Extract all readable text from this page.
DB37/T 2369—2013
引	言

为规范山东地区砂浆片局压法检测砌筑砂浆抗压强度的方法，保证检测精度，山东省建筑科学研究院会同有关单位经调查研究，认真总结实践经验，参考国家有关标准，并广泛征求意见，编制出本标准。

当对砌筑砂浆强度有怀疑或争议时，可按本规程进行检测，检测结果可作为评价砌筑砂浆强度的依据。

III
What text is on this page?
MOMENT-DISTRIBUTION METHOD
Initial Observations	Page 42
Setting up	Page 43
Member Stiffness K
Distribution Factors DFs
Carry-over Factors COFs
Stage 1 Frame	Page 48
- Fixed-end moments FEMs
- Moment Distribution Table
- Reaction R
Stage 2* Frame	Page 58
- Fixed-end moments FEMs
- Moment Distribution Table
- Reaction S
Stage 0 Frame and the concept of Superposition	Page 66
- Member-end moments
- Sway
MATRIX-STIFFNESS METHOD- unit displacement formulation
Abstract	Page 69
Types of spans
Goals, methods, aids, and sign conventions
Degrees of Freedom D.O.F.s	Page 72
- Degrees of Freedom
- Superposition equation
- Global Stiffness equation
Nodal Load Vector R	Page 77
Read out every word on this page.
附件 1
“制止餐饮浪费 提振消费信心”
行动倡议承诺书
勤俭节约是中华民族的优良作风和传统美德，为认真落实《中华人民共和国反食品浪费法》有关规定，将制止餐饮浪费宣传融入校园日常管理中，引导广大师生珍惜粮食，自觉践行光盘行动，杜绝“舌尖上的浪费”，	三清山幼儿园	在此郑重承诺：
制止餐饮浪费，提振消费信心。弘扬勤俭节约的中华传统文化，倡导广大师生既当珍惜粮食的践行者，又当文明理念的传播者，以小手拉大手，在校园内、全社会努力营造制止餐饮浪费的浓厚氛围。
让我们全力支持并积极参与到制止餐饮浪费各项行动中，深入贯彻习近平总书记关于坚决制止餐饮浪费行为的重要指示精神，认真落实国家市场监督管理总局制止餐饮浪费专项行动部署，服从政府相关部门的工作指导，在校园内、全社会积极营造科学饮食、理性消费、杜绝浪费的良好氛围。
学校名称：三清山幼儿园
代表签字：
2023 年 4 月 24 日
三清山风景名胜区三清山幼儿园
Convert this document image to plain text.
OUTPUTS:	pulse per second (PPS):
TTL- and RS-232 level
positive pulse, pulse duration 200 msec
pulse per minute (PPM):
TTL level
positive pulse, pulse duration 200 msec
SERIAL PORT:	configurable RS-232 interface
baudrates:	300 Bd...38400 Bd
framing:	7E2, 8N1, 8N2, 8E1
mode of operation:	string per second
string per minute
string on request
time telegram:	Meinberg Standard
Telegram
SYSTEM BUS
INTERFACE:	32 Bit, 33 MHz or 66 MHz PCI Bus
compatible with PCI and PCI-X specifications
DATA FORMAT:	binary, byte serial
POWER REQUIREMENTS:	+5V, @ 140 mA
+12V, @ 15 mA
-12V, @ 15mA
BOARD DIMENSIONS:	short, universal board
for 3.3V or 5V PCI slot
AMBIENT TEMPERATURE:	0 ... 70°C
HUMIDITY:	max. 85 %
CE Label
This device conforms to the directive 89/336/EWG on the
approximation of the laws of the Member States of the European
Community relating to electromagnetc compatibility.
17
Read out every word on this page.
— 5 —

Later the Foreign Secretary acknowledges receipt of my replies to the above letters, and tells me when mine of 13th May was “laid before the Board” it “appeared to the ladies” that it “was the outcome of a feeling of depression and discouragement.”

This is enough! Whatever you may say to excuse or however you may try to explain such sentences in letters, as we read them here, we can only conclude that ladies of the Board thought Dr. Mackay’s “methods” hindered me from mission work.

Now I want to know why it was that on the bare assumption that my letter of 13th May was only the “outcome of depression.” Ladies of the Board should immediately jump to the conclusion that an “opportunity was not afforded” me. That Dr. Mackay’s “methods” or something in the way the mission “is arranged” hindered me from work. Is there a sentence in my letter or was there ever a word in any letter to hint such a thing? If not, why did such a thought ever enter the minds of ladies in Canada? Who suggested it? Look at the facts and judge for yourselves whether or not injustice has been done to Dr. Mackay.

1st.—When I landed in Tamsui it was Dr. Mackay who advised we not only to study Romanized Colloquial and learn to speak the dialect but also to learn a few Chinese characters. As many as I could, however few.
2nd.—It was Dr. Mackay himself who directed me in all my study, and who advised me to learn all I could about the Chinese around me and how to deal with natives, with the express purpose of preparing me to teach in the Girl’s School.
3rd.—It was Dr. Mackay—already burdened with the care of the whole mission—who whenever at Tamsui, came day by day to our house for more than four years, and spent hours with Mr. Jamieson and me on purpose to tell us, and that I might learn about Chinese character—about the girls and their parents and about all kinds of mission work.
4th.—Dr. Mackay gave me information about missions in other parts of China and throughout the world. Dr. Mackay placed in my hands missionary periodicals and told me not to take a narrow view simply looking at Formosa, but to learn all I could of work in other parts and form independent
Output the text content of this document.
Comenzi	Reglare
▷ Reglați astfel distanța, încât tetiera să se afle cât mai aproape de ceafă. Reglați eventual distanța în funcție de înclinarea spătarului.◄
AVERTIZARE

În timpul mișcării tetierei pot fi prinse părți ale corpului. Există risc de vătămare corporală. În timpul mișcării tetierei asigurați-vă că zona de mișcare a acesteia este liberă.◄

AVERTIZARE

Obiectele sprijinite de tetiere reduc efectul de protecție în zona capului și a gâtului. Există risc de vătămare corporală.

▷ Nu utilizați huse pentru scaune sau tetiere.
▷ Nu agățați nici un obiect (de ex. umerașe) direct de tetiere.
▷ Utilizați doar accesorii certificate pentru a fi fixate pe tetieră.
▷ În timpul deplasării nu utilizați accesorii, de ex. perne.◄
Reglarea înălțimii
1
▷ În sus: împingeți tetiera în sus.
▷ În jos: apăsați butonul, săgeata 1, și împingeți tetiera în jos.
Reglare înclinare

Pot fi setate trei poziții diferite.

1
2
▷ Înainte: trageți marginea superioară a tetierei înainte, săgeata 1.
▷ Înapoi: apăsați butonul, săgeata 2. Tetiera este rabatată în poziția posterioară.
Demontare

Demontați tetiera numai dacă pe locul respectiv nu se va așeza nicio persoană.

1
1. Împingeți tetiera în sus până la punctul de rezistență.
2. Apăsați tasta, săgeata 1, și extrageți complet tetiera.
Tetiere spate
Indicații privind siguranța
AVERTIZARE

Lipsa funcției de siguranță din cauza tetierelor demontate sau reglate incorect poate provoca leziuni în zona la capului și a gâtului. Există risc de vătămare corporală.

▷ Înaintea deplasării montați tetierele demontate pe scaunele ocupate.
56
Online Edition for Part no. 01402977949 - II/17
------------------------------------
▸ Stated problem
Every line of the data above should be reproduced word for word.

▸ Final answer
Extract all readable text from this page.
DB37/T 2369—2013
引	言

为规范山东地区砂浆片局压法检测砌筑砂浆抗压强度的方法，保证检测精度，山东省建筑科学研究院会同有关单位经调查研究，认真总结实践经验，参考国家有关标准，并广泛征求意见，编制出本标准。

当对砌筑砂浆强度有怀疑或争议时，可按本规程进行检测，检测结果可作为评价砌筑砂浆强度的依据。

III
What text is on this page?
MOMENT-DISTRIBUTION METHOD
Initial Observations	Page 42
Setting up	Page 43
Member Stiffness K
Distribution Factors DFs
Carry-over Factors COFs
Stage 1 Frame	Page 48
- Fixed-end moments FEMs
- Moment Distribution Table
- Reaction R
Stage 2* Frame	Page 58
- Fixed-end moments FEMs
- Moment Distribution Table
- Reaction S
Stage 0 Frame and the concept of Superposition	Page 66
- Member-end moments
- Sway
MATRIX-STIFFNESS METHOD- unit displacement formulation
Abstract	Page 69
Types of spans
Goals, methods, aids, and sign conventions
Degrees of Freedom D.O.F.s	Page 72
- Degrees of Freedom
- Superposition equation
- Global Stiffness equation
Nodal Load Vector R	Page 77
Read out every word on this page.
附件 1
“制止餐饮浪费 提振消费信心”
行动倡议承诺书
勤俭节约是中华民族的优良作风和传统美德，为认真落实《中华人民共和国反食品浪费法》有关规定，将制止餐饮浪费宣传融入校园日常管理中，引导广大师生珍惜粮食，自觉践行光盘行动，杜绝“舌尖上的浪费”，	三清山幼儿园	在此郑重承诺：
制止餐饮浪费，提振消费信心。弘扬勤俭节约的中华传统文化，倡导广大师生既当珍惜粮食的践行者，又当文明理念的传播者，以小手拉大手，在校园内、全社会努力营造制止餐饮浪费的浓厚氛围。
让我们全力支持并积极参与到制止餐饮浪费各项行动中，深入贯彻习近平总书记关于坚决制止餐饮浪费行为的重要指示精神，认真落实国家市场监督管理总局制止餐饮浪费专项行动部署，服从政府相关部门的工作指导，在校园内、全社会积极营造科学饮食、理性消费、杜绝浪费的良好氛围。
学校名称：三清山幼儿园
代表签字：
2023 年 4 月 24 日
三清山风景名胜区三清山幼儿园
Convert this document image to plain text.
OUTPUTS:	pulse per second (PPS):
TTL- and RS-232 level
positive pulse, pulse duration 200 msec
pulse per minute (PPM):
TTL level
positive pulse, pulse duration 200 msec
SERIAL PORT:	configurable RS-232 interface
baudrates:	300 Bd...38400 Bd
framing:	7E2, 8N1, 8N2, 8E1
mode of operation:	string per second
string per minute
string on request
time telegram:	Meinberg Standard
Telegram
SYSTEM BUS
INTERFACE:	32 Bit, 33 MHz or 66 MHz PCI Bus
compatible with PCI and PCI-X specifications
DATA FORMAT:	binary, byte serial
POWER REQUIREMENTS:	+5V, @ 140 mA
+12V, @ 15 mA
-12V, @ 15mA
BOARD DIMENSIONS:	short, universal board
for 3.3V or 5V PCI slot
AMBIENT TEMPERATURE:	0 ... 70°C
HUMIDITY:	max. 85 %
CE Label
This device conforms to the directive 89/336/EWG on the
approximation of the laws of the Member States of the European
Community relating to electromagnetc compatibility.
17
Read out every word on this page.
— 5 —

Later the Foreign Secretary acknowledges receipt of my replies to the above letters, and tells me when mine of 13th May was “laid before the Board” it “appeared to the ladies” that it “was the outcome of a feeling of depression and discouragement.”

This is enough! Whatever you may say to excuse or however you may try to explain such sentences in letters, as we read them here, we can only conclude that ladies of the Board thought Dr. Mackay’s “methods” hindered me from mission work.

Now I want to know why it was that on the bare assumption that my letter of 13th May was only the “outcome of depression.” Ladies of the Board should immediately jump to the conclusion that an “opportunity was not afforded” me. That Dr. Mackay’s “methods” or something in the way the mission “is arranged” hindered me from work. Is there a sentence in my letter or was there ever a word in any letter to hint such a thing? If not, why did such a thought ever enter the minds of ladies in Canada? Who suggested it? Look at the facts and judge for yourselves whether or not injustice has been done to Dr. Mackay.

1st.—When I landed in Tamsui it was Dr. Mackay who advised we not only to study Romanized Colloquial and learn to speak the dialect but also to learn a few Chinese characters. As many as I could, however few.
2nd.—It was Dr. Mackay himself who directed me in all my study, and who advised me to learn all I could about the Chinese around me and how to deal with natives, with the express purpose of preparing me to teach in the Girl’s School.
3rd.—It was Dr. Mackay—already burdened with the care of the whole mission—who whenever at Tamsui, came day by day to our house for more than four years, and spent hours with Mr. Jamieson and me on purpose to tell us, and that I might learn about Chinese character—about the girls and their parents and about all kinds of mission work.
4th.—Dr. Mackay gave me information about missions in other parts of China and throughout the world. Dr. Mackay placed in my hands missionary periodicals and told me not to take a narrow view simply looking at Formosa, but to learn all I could of work in other parts and form independent
Output the text content of this document.
Comenzi	Reglare
▷ Reglați astfel distanța, încât tetiera să se afle cât mai aproape de ceafă. Reglați eventual distanța în funcție de înclinarea spătarului.◄
AVERTIZARE

În timpul mișcării tetierei pot fi prinse părți ale corpului. Există risc de vătămare corporală. În timpul mișcării tetierei asigurați-vă că zona de mișcare a acesteia este liberă.◄

AVERTIZARE

Obiectele sprijinite de tetiere reduc efectul de protecție în zona capului și a gâtului. Există risc de vătămare corporală.

▷ Nu utilizați huse pentru scaune sau tetiere.
▷ Nu agățați nici un obiect (de ex. umerașe) direct de tetiere.
▷ Utilizați doar accesorii certificate pentru a fi fixate pe tetieră.
▷ În timpul deplasării nu utilizați accesorii, de ex. perne.◄
Reglarea înălțimii
1
▷ În sus: împingeți tetiera în sus.
▷ În jos: apăsați butonul, săgeata 1, și împingeți tetiera în jos.
Reglare înclinare

Pot fi setate trei poziții diferite.

1
2
▷ Înainte: trageți marginea superioară a tetierei înainte, săgeata 1.
▷ Înapoi: apăsați butonul, săgeata 2. Tetiera este rabatată în poziția posterioară.
Demontare

Demontați tetiera numai dacă pe locul respectiv nu se va așeza nicio persoană.

1
1. Împingeți tetiera în sus până la punctul de rezistență.
2. Apăsați tasta, săgeata 1, și extrageți complet tetiera.
Tetiere spate
Indicații privind siguranța
AVERTIZARE

Lipsa funcției de siguranță din cauza tetierelor demontate sau reglate incorect poate provoca leziuni în zona la capului și a gâtului. Există risc de vătămare corporală.

▷ Înaintea deplasării montați tetierele demontate pe scaunele ocupate.
56
Online Edition for Part no. 01402977949 - II/17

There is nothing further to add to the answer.